Saved entries:
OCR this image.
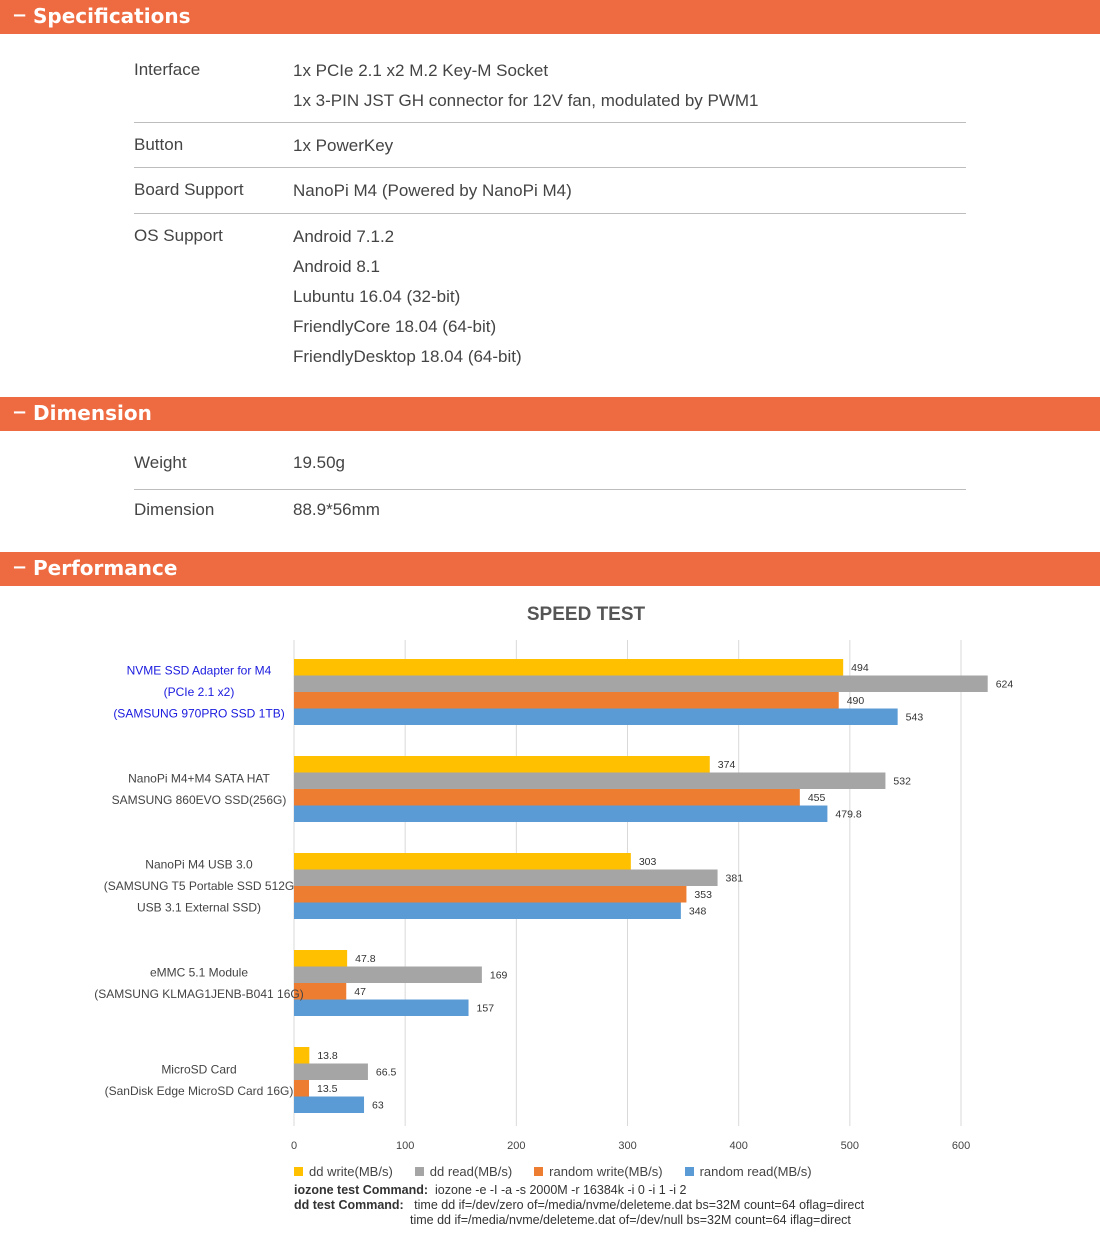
− Specifications
Interface	1x PCIe 2.1 x2 M.2 Key-M Socket
1x 3-PIN JST GH connector for 12V fan, modulated by PWM1
Button	1x PowerKey
Board Support	NanoPi M4 (Powered by NanoPi M4)
OS Support	Android 7.1.2
Android 8.1
Lubuntu 16.04 (32-bit)
FriendlyCore 18.04 (64-bit)
FriendlyDesktop 18.04 (64-bit)
− Dimension
Weight	19.50g
Dimension	88.9*56mm
− Performance
SPEED TEST
0	100	200	300	400	500	600
494
624
490
543
NVME SSD Adapter for M4
(PCIe 2.1 x2)
(SAMSUNG 970PRO SSD 1TB)
374
532
455
479.8
NanoPi M4+M4 SATA HAT
SAMSUNG 860EVO SSD(256G)
303
381
353
348
NanoPi M4 USB 3.0
(SAMSUNG T5 Portable SSD 512G
USB 3.1 External SSD)
47.8
169
47
157
eMMC 5.1 Module
(SAMSUNG KLMAG1JENB-B041 16G)
13.8
66.5
13.5
63
MicroSD Card
(SanDisk Edge MicroSD Card 16G)
dd write(MB/s)	dd read(MB/s)	random write(MB/s)	random read(MB/s)
iozone test Command: iozone -e -I -a -s 2000M -r 16384k -i 0 -i 1 -i 2
dd test Command: time dd if=/dev/zero of=/media/nvme/deleteme.dat bs=32M count=64 oflag=direct
time dd if=/media/nvme/deleteme.dat of=/dev/null bs=32M count=64 iflag=direct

* _TASK OBJECTIVE_: Omit the pictures. Output every record above word for word.

* _IN RESPONSE_:
OCR this image.
− Specifications
Interface	1x PCIe 2.1 x2 M.2 Key-M Socket
1x 3-PIN JST GH connector for 12V fan, modulated by PWM1
Button	1x PowerKey
Board Support	NanoPi M4 (Powered by NanoPi M4)
OS Support	Android 7.1.2
Android 8.1
Lubuntu 16.04 (32-bit)
FriendlyCore 18.04 (64-bit)
FriendlyDesktop 18.04 (64-bit)
− Dimension
Weight	19.50g
Dimension	88.9*56mm
− Performance
SPEED TEST
0	100	200	300	400	500	600
494
624
490
543
NVME SSD Adapter for M4
(PCIe 2.1 x2)
(SAMSUNG 970PRO SSD 1TB)
374
532
455
479.8
NanoPi M4+M4 SATA HAT
SAMSUNG 860EVO SSD(256G)
303
381
353
348
NanoPi M4 USB 3.0
(SAMSUNG T5 Portable SSD 512G
USB 3.1 External SSD)
47.8
169
47
157
eMMC 5.1 Module
(SAMSUNG KLMAG1JENB-B041 16G)
13.8
66.5
13.5
63
MicroSD Card
(SanDisk Edge MicroSD Card 16G)
dd write(MB/s)	dd read(MB/s)	random write(MB/s)	random read(MB/s)
iozone test Command: iozone -e -I -a -s 2000M -r 16384k -i 0 -i 1 -i 2
dd test Command: time dd if=/dev/zero of=/media/nvme/deleteme.dat bs=32M count=64 oflag=direct
time dd if=/media/nvme/deleteme.dat of=/dev/null bs=32M count=64 iflag=direct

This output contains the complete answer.